Task brief. The records that follow should be retyped word for word.
:: Records for the task ::
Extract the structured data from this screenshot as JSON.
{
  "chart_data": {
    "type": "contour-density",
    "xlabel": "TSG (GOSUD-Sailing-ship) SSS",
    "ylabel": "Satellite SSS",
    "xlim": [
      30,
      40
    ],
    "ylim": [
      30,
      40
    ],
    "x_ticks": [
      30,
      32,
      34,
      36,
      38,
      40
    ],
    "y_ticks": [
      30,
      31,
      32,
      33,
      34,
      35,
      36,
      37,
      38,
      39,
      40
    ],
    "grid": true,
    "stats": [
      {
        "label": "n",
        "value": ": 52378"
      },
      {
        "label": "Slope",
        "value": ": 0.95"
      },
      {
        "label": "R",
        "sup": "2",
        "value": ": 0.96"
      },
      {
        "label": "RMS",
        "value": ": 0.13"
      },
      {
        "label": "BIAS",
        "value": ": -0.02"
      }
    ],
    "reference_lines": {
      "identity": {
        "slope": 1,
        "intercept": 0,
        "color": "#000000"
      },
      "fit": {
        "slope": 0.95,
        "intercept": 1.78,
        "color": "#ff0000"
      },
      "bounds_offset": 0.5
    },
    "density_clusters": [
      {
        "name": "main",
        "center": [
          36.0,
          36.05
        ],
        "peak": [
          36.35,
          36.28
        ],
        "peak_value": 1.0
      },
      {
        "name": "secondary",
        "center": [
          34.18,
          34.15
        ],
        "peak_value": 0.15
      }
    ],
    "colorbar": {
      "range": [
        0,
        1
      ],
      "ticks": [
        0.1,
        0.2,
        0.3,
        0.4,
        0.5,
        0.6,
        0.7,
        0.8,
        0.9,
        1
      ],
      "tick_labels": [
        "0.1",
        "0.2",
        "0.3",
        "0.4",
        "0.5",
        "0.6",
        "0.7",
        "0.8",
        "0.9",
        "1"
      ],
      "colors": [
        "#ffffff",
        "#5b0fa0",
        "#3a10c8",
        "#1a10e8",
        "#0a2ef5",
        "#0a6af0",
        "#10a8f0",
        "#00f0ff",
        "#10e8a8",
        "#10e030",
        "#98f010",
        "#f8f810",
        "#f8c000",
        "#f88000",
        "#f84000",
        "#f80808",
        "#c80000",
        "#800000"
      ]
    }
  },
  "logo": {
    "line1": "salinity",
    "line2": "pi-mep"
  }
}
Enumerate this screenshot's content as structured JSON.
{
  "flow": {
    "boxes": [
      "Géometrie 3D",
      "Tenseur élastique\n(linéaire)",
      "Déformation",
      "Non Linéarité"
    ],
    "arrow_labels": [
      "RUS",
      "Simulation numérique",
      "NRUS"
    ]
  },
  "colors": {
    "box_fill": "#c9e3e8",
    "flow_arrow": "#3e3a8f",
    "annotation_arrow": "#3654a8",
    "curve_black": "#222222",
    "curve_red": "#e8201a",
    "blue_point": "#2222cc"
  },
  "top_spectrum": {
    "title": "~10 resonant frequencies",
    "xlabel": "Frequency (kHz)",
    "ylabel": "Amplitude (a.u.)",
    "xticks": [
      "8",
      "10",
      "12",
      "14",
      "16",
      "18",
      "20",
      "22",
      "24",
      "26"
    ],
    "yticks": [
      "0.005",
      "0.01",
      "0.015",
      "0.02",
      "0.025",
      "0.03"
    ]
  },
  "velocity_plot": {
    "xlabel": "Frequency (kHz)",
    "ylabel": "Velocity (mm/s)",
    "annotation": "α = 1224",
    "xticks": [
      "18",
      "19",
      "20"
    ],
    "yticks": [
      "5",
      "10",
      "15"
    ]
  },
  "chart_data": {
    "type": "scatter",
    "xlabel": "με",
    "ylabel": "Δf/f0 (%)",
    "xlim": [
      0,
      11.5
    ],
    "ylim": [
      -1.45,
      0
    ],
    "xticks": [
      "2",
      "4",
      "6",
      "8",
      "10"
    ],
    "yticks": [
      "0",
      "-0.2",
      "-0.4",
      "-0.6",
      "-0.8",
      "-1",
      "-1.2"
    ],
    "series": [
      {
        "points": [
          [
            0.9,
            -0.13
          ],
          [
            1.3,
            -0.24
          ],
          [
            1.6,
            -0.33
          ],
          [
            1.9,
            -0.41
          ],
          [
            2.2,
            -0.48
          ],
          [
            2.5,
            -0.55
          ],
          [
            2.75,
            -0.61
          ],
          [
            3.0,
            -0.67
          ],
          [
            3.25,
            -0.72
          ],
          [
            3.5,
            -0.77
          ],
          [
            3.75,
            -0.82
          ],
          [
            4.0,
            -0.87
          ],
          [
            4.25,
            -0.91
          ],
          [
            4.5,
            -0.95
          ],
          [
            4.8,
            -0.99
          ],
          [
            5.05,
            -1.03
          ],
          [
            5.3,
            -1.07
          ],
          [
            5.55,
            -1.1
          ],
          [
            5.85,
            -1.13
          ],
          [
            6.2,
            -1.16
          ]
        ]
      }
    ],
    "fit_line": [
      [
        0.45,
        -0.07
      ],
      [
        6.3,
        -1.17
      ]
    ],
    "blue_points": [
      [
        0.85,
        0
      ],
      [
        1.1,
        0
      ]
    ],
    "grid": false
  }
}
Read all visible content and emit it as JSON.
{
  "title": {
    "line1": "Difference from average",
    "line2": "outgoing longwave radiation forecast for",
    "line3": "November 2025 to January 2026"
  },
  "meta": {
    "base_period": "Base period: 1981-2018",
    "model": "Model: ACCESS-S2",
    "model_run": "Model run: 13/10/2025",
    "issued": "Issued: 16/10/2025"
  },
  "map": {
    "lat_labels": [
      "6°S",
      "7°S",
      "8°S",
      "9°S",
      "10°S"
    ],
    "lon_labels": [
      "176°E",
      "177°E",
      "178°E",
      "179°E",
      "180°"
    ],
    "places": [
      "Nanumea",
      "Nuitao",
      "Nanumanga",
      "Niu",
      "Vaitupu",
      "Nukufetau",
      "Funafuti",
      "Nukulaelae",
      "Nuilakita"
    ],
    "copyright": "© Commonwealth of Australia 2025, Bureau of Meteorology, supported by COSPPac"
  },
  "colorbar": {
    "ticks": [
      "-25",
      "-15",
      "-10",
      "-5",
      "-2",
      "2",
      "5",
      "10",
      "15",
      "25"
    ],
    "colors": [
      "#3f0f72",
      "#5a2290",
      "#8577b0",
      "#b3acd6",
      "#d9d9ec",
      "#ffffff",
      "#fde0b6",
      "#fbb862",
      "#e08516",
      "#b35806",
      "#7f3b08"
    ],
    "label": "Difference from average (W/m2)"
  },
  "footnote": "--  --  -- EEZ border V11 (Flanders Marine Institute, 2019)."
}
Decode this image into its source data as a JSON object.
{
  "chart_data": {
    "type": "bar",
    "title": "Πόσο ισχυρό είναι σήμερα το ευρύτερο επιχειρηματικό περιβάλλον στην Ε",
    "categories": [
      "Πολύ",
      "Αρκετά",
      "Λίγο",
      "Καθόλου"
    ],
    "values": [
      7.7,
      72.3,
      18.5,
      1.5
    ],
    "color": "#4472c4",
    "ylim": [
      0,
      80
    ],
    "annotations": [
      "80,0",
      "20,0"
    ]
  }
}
:::
Expected answer.
Extract the structured data from this screenshot as JSON.
{
  "chart_data": {
    "type": "contour-density",
    "xlabel": "TSG (GOSUD-Sailing-ship) SSS",
    "ylabel": "Satellite SSS",
    "xlim": [
      30,
      40
    ],
    "ylim": [
      30,
      40
    ],
    "x_ticks": [
      30,
      32,
      34,
      36,
      38,
      40
    ],
    "y_ticks": [
      30,
      31,
      32,
      33,
      34,
      35,
      36,
      37,
      38,
      39,
      40
    ],
    "grid": true,
    "stats": [
      {
        "label": "n",
        "value": ": 52378"
      },
      {
        "label": "Slope",
        "value": ": 0.95"
      },
      {
        "label": "R",
        "sup": "2",
        "value": ": 0.96"
      },
      {
        "label": "RMS",
        "value": ": 0.13"
      },
      {
        "label": "BIAS",
        "value": ": -0.02"
      }
    ],
    "reference_lines": {
      "identity": {
        "slope": 1,
        "intercept": 0,
        "color": "#000000"
      },
      "fit": {
        "slope": 0.95,
        "intercept": 1.78,
        "color": "#ff0000"
      },
      "bounds_offset": 0.5
    },
    "density_clusters": [
      {
        "name": "main",
        "center": [
          36.0,
          36.05
        ],
        "peak": [
          36.35,
          36.28
        ],
        "peak_value": 1.0
      },
      {
        "name": "secondary",
        "center": [
          34.18,
          34.15
        ],
        "peak_value": 0.15
      }
    ],
    "colorbar": {
      "range": [
        0,
        1
      ],
      "ticks": [
        0.1,
        0.2,
        0.3,
        0.4,
        0.5,
        0.6,
        0.7,
        0.8,
        0.9,
        1
      ],
      "tick_labels": [
        "0.1",
        "0.2",
        "0.3",
        "0.4",
        "0.5",
        "0.6",
        "0.7",
        "0.8",
        "0.9",
        "1"
      ],
      "colors": [
        "#ffffff",
        "#5b0fa0",
        "#3a10c8",
        "#1a10e8",
        "#0a2ef5",
        "#0a6af0",
        "#10a8f0",
        "#00f0ff",
        "#10e8a8",
        "#10e030",
        "#98f010",
        "#f8f810",
        "#f8c000",
        "#f88000",
        "#f84000",
        "#f80808",
        "#c80000",
        "#800000"
      ]
    }
  },
  "logo": {
    "line1": "salinity",
    "line2": "pi-mep"
  }
}
Enumerate this screenshot's content as structured JSON.
{
  "flow": {
    "boxes": [
      "Géometrie 3D",
      "Tenseur élastique\n(linéaire)",
      "Déformation",
      "Non Linéarité"
    ],
    "arrow_labels": [
      "RUS",
      "Simulation numérique",
      "NRUS"
    ]
  },
  "colors": {
    "box_fill": "#c9e3e8",
    "flow_arrow": "#3e3a8f",
    "annotation_arrow": "#3654a8",
    "curve_black": "#222222",
    "curve_red": "#e8201a",
    "blue_point": "#2222cc"
  },
  "top_spectrum": {
    "title": "~10 resonant frequencies",
    "xlabel": "Frequency (kHz)",
    "ylabel": "Amplitude (a.u.)",
    "xticks": [
      "8",
      "10",
      "12",
      "14",
      "16",
      "18",
      "20",
      "22",
      "24",
      "26"
    ],
    "yticks": [
      "0.005",
      "0.01",
      "0.015",
      "0.02",
      "0.025",
      "0.03"
    ]
  },
  "velocity_plot": {
    "xlabel": "Frequency (kHz)",
    "ylabel": "Velocity (mm/s)",
    "annotation": "α = 1224",
    "xticks": [
      "18",
      "19",
      "20"
    ],
    "yticks": [
      "5",
      "10",
      "15"
    ]
  },
  "chart_data": {
    "type": "scatter",
    "xlabel": "με",
    "ylabel": "Δf/f0 (%)",
    "xlim": [
      0,
      11.5
    ],
    "ylim": [
      -1.45,
      0
    ],
    "xticks": [
      "2",
      "4",
      "6",
      "8",
      "10"
    ],
    "yticks": [
      "0",
      "-0.2",
      "-0.4",
      "-0.6",
      "-0.8",
      "-1",
      "-1.2"
    ],
    "series": [
      {
        "points": [
          [
            0.9,
            -0.13
          ],
          [
            1.3,
            -0.24
          ],
          [
            1.6,
            -0.33
          ],
          [
            1.9,
            -0.41
          ],
          [
            2.2,
            -0.48
          ],
          [
            2.5,
            -0.55
          ],
          [
            2.75,
            -0.61
          ],
          [
            3.0,
            -0.67
          ],
          [
            3.25,
            -0.72
          ],
          [
            3.5,
            -0.77
          ],
          [
            3.75,
            -0.82
          ],
          [
            4.0,
            -0.87
          ],
          [
            4.25,
            -0.91
          ],
          [
            4.5,
            -0.95
          ],
          [
            4.8,
            -0.99
          ],
          [
            5.05,
            -1.03
          ],
          [
            5.3,
            -1.07
          ],
          [
            5.55,
            -1.1
          ],
          [
            5.85,
            -1.13
          ],
          [
            6.2,
            -1.16
          ]
        ]
      }
    ],
    "fit_line": [
      [
        0.45,
        -0.07
      ],
      [
        6.3,
        -1.17
      ]
    ],
    "blue_points": [
      [
        0.85,
        0
      ],
      [
        1.1,
        0
      ]
    ],
    "grid": false
  }
}
Read all visible content and emit it as JSON.
{
  "title": {
    "line1": "Difference from average",
    "line2": "outgoing longwave radiation forecast for",
    "line3": "November 2025 to January 2026"
  },
  "meta": {
    "base_period": "Base period: 1981-2018",
    "model": "Model: ACCESS-S2",
    "model_run": "Model run: 13/10/2025",
    "issued": "Issued: 16/10/2025"
  },
  "map": {
    "lat_labels": [
      "6°S",
      "7°S",
      "8°S",
      "9°S",
      "10°S"
    ],
    "lon_labels": [
      "176°E",
      "177°E",
      "178°E",
      "179°E",
      "180°"
    ],
    "places": [
      "Nanumea",
      "Nuitao",
      "Nanumanga",
      "Niu",
      "Vaitupu",
      "Nukufetau",
      "Funafuti",
      "Nukulaelae",
      "Nuilakita"
    ],
    "copyright": "© Commonwealth of Australia 2025, Bureau of Meteorology, supported by COSPPac"
  },
  "colorbar": {
    "ticks": [
      "-25",
      "-15",
      "-10",
      "-5",
      "-2",
      "2",
      "5",
      "10",
      "15",
      "25"
    ],
    "colors": [
      "#3f0f72",
      "#5a2290",
      "#8577b0",
      "#b3acd6",
      "#d9d9ec",
      "#ffffff",
      "#fde0b6",
      "#fbb862",
      "#e08516",
      "#b35806",
      "#7f3b08"
    ],
    "label": "Difference from average (W/m2)"
  },
  "footnote": "--  --  -- EEZ border V11 (Flanders Marine Institute, 2019)."
}
Decode this image into its source data as a JSON object.
{
  "chart_data": {
    "type": "bar",
    "title": "Πόσο ισχυρό είναι σήμερα το ευρύτερο επιχειρηματικό περιβάλλον στην Ε",
    "categories": [
      "Πολύ",
      "Αρκετά",
      "Λίγο",
      "Καθόλου"
    ],
    "values": [
      7.7,
      72.3,
      18.5,
      1.5
    ],
    "color": "#4472c4",
    "ylim": [
      0,
      80
    ],
    "annotations": [
      "80,0",
      "20,0"
    ]
  }
}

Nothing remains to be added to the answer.